Dataset entries:
○ ○ ○ ○ ○

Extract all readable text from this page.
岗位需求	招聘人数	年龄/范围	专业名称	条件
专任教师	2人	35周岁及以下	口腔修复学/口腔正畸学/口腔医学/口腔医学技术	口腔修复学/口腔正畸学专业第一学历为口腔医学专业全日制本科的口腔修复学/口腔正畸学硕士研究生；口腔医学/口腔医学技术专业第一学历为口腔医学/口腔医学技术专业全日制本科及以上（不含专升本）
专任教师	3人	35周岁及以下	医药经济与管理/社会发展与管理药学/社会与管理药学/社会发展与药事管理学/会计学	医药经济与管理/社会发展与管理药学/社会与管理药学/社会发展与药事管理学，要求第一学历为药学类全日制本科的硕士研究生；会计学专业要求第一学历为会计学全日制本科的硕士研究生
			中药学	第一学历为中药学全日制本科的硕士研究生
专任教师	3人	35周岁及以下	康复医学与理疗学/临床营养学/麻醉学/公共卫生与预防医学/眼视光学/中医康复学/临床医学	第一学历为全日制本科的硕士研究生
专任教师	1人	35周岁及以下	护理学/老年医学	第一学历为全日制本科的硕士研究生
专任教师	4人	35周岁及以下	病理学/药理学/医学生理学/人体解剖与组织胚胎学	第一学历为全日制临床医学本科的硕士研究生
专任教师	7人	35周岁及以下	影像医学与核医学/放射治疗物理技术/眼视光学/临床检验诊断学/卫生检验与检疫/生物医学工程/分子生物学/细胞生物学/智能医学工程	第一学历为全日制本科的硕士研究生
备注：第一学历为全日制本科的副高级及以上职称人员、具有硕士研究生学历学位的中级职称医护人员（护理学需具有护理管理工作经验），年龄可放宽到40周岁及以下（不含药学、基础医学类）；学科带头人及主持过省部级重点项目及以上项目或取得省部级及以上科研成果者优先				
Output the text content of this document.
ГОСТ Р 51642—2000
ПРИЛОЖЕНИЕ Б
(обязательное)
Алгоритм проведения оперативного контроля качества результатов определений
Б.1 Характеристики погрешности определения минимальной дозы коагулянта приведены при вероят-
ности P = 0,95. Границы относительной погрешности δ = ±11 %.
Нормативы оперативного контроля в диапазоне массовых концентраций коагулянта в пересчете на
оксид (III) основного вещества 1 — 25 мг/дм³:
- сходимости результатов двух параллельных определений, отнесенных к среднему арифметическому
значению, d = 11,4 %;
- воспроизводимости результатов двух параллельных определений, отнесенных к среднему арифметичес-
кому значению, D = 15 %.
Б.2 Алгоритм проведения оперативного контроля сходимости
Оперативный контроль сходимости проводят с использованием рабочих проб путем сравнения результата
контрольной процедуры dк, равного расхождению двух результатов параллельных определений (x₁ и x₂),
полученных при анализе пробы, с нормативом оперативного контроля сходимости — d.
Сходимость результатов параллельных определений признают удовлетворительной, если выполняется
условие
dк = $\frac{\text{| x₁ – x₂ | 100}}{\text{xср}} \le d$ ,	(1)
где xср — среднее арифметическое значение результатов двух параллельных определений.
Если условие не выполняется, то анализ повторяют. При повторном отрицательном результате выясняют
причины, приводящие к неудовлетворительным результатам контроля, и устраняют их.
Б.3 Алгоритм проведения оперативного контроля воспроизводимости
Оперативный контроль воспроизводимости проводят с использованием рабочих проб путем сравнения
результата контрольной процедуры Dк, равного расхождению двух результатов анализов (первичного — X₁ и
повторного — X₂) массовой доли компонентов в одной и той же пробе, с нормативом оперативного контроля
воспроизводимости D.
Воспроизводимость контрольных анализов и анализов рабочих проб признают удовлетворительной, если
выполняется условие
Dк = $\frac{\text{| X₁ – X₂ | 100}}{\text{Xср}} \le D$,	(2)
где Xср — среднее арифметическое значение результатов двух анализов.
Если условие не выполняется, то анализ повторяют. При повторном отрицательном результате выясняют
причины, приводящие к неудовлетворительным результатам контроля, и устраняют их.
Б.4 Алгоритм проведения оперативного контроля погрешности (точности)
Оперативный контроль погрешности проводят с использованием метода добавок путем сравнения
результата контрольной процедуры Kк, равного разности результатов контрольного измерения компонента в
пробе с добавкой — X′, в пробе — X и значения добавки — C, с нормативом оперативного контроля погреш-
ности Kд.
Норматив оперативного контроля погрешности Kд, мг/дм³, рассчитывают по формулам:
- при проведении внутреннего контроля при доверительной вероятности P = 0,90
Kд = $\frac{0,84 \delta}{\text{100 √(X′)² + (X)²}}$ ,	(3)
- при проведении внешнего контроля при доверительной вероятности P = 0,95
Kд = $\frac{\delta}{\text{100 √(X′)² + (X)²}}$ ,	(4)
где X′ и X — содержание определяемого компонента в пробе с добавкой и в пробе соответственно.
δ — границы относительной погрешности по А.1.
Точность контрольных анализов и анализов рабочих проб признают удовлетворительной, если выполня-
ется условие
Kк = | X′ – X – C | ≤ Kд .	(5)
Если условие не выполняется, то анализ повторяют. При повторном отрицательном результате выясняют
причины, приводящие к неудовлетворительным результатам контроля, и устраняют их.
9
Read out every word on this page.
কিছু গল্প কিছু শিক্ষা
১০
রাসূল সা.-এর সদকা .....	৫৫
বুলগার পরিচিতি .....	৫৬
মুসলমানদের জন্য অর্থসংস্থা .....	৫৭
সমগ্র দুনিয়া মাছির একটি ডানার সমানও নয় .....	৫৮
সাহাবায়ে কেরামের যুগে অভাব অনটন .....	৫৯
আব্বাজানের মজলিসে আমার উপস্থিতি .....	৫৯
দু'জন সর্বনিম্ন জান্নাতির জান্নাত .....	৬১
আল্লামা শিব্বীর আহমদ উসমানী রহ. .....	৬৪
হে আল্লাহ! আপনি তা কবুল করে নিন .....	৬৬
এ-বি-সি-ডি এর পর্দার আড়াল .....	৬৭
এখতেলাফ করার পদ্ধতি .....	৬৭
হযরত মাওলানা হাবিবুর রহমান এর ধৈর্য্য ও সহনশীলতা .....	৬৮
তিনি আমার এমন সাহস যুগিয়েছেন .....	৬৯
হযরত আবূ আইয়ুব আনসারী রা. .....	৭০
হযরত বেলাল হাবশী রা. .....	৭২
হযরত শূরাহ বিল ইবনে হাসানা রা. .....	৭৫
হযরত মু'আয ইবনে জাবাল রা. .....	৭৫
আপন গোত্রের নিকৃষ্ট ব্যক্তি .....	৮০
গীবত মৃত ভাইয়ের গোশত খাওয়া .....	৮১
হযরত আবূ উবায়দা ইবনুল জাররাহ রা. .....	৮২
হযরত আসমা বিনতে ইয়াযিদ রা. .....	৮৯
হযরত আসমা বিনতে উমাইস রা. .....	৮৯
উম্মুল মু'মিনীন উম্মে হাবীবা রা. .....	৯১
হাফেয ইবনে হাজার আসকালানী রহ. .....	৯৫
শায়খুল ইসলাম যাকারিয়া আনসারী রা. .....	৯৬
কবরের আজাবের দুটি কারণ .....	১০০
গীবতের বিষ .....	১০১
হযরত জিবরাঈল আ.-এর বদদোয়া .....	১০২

○ ○ ○ ○ ○

* _PROBLEM TO SOLVE_
All the entries above need to be reproduced exactly.

* _ANSWER TO THIS PROBLEM_
Extract all readable text from this page.
岗位需求	招聘人数	年龄/范围	专业名称	条件
专任教师	2人	35周岁及以下	口腔修复学/口腔正畸学/口腔医学/口腔医学技术	口腔修复学/口腔正畸学专业第一学历为口腔医学专业全日制本科的口腔修复学/口腔正畸学硕士研究生；口腔医学/口腔医学技术专业第一学历为口腔医学/口腔医学技术专业全日制本科及以上（不含专升本）
专任教师	3人	35周岁及以下	医药经济与管理/社会发展与管理药学/社会与管理药学/社会发展与药事管理学/会计学	医药经济与管理/社会发展与管理药学/社会与管理药学/社会发展与药事管理学，要求第一学历为药学类全日制本科的硕士研究生；会计学专业要求第一学历为会计学全日制本科的硕士研究生
			中药学	第一学历为中药学全日制本科的硕士研究生
专任教师	3人	35周岁及以下	康复医学与理疗学/临床营养学/麻醉学/公共卫生与预防医学/眼视光学/中医康复学/临床医学	第一学历为全日制本科的硕士研究生
专任教师	1人	35周岁及以下	护理学/老年医学	第一学历为全日制本科的硕士研究生
专任教师	4人	35周岁及以下	病理学/药理学/医学生理学/人体解剖与组织胚胎学	第一学历为全日制临床医学本科的硕士研究生
专任教师	7人	35周岁及以下	影像医学与核医学/放射治疗物理技术/眼视光学/临床检验诊断学/卫生检验与检疫/生物医学工程/分子生物学/细胞生物学/智能医学工程	第一学历为全日制本科的硕士研究生
备注：第一学历为全日制本科的副高级及以上职称人员、具有硕士研究生学历学位的中级职称医护人员（护理学需具有护理管理工作经验），年龄可放宽到40周岁及以下（不含药学、基础医学类）；学科带头人及主持过省部级重点项目及以上项目或取得省部级及以上科研成果者优先				
Output the text content of this document.
ГОСТ Р 51642—2000
ПРИЛОЖЕНИЕ Б
(обязательное)
Алгоритм проведения оперативного контроля качества результатов определений
Б.1 Характеристики погрешности определения минимальной дозы коагулянта приведены при вероят-
ности P = 0,95. Границы относительной погрешности δ = ±11 %.
Нормативы оперативного контроля в диапазоне массовых концентраций коагулянта в пересчете на
оксид (III) основного вещества 1 — 25 мг/дм³:
- сходимости результатов двух параллельных определений, отнесенных к среднему арифметическому
значению, d = 11,4 %;
- воспроизводимости результатов двух параллельных определений, отнесенных к среднему арифметичес-
кому значению, D = 15 %.
Б.2 Алгоритм проведения оперативного контроля сходимости
Оперативный контроль сходимости проводят с использованием рабочих проб путем сравнения результата
контрольной процедуры dк, равного расхождению двух результатов параллельных определений (x₁ и x₂),
полученных при анализе пробы, с нормативом оперативного контроля сходимости — d.
Сходимость результатов параллельных определений признают удовлетворительной, если выполняется
условие
dк = $\frac{\text{| x₁ – x₂ | 100}}{\text{xср}} \le d$ ,	(1)
где xср — среднее арифметическое значение результатов двух параллельных определений.
Если условие не выполняется, то анализ повторяют. При повторном отрицательном результате выясняют
причины, приводящие к неудовлетворительным результатам контроля, и устраняют их.
Б.3 Алгоритм проведения оперативного контроля воспроизводимости
Оперативный контроль воспроизводимости проводят с использованием рабочих проб путем сравнения
результата контрольной процедуры Dк, равного расхождению двух результатов анализов (первичного — X₁ и
повторного — X₂) массовой доли компонентов в одной и той же пробе, с нормативом оперативного контроля
воспроизводимости D.
Воспроизводимость контрольных анализов и анализов рабочих проб признают удовлетворительной, если
выполняется условие
Dк = $\frac{\text{| X₁ – X₂ | 100}}{\text{Xср}} \le D$,	(2)
где Xср — среднее арифметическое значение результатов двух анализов.
Если условие не выполняется, то анализ повторяют. При повторном отрицательном результате выясняют
причины, приводящие к неудовлетворительным результатам контроля, и устраняют их.
Б.4 Алгоритм проведения оперативного контроля погрешности (точности)
Оперативный контроль погрешности проводят с использованием метода добавок путем сравнения
результата контрольной процедуры Kк, равного разности результатов контрольного измерения компонента в
пробе с добавкой — X′, в пробе — X и значения добавки — C, с нормативом оперативного контроля погреш-
ности Kд.
Норматив оперативного контроля погрешности Kд, мг/дм³, рассчитывают по формулам:
- при проведении внутреннего контроля при доверительной вероятности P = 0,90
Kд = $\frac{0,84 \delta}{\text{100 √(X′)² + (X)²}}$ ,	(3)
- при проведении внешнего контроля при доверительной вероятности P = 0,95
Kд = $\frac{\delta}{\text{100 √(X′)² + (X)²}}$ ,	(4)
где X′ и X — содержание определяемого компонента в пробе с добавкой и в пробе соответственно.
δ — границы относительной погрешности по А.1.
Точность контрольных анализов и анализов рабочих проб признают удовлетворительной, если выполня-
ется условие
Kк = | X′ – X – C | ≤ Kд .	(5)
Если условие не выполняется, то анализ повторяют. При повторном отрицательном результате выясняют
причины, приводящие к неудовлетворительным результатам контроля, и устраняют их.
9
Read out every word on this page.
কিছু গল্প কিছু শিক্ষা
১০
রাসূল সা.-এর সদকা .....	৫৫
বুলগার পরিচিতি .....	৫৬
মুসলমানদের জন্য অর্থসংস্থা .....	৫৭
সমগ্র দুনিয়া মাছির একটি ডানার সমানও নয় .....	৫৮
সাহাবায়ে কেরামের যুগে অভাব অনটন .....	৫৯
আব্বাজানের মজলিসে আমার উপস্থিতি .....	৫৯
দু'জন সর্বনিম্ন জান্নাতির জান্নাত .....	৬১
আল্লামা শিব্বীর আহমদ উসমানী রহ. .....	৬৪
হে আল্লাহ! আপনি তা কবুল করে নিন .....	৬৬
এ-বি-সি-ডি এর পর্দার আড়াল .....	৬৭
এখতেলাফ করার পদ্ধতি .....	৬৭
হযরত মাওলানা হাবিবুর রহমান এর ধৈর্য্য ও সহনশীলতা .....	৬৮
তিনি আমার এমন সাহস যুগিয়েছেন .....	৬৯
হযরত আবূ আইয়ুব আনসারী রা. .....	৭০
হযরত বেলাল হাবশী রা. .....	৭২
হযরত শূরাহ বিল ইবনে হাসানা রা. .....	৭৫
হযরত মু'আয ইবনে জাবাল রা. .....	৭৫
আপন গোত্রের নিকৃষ্ট ব্যক্তি .....	৮০
গীবত মৃত ভাইয়ের গোশত খাওয়া .....	৮১
হযরত আবূ উবায়দা ইবনুল জাররাহ রা. .....	৮২
হযরত আসমা বিনতে ইয়াযিদ রা. .....	৮৯
হযরত আসমা বিনতে উমাইস রা. .....	৮৯
উম্মুল মু'মিনীন উম্মে হাবীবা রা. .....	৯১
হাফেয ইবনে হাজার আসকালানী রহ. .....	৯৫
শায়খুল ইসলাম যাকারিয়া আনসারী রা. .....	৯৬
কবরের আজাবের দুটি কারণ .....	১০০
গীবতের বিষ .....	১০১
হযরত জিবরাঈল আ.-এর বদদোয়া .....	১০২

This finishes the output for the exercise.